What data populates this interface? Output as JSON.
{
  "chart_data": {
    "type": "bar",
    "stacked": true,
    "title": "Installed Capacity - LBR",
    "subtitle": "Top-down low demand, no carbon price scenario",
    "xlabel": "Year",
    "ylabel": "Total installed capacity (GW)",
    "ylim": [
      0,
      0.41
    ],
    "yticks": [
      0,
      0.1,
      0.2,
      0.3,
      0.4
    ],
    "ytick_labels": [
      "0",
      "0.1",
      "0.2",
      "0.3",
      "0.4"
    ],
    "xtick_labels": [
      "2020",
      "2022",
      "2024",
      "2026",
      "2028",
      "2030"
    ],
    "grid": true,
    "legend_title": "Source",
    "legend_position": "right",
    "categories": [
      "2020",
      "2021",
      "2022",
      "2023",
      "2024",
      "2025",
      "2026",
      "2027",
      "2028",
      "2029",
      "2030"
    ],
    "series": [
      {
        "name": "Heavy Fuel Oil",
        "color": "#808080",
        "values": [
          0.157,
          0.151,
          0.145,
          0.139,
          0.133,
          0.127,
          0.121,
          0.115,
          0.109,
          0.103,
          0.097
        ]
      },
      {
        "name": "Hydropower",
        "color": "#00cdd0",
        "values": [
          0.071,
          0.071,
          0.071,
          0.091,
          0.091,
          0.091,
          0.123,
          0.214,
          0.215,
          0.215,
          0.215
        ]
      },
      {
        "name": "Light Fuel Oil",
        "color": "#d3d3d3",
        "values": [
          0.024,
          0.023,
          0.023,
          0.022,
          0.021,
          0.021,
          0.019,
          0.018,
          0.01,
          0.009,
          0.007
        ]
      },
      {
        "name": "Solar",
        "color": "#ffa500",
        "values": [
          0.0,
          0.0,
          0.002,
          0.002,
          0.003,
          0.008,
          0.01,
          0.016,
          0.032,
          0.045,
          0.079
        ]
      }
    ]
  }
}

━━━━━━━━

» WHAT THE TASK REQUIRES: Lines containing the word "Fuel" must all be returned from the material above.

» SOLUTION TO THIS EXERCISE:
        "name": "Heavy Fuel Oil",
        "name": "Light Fuel Oil",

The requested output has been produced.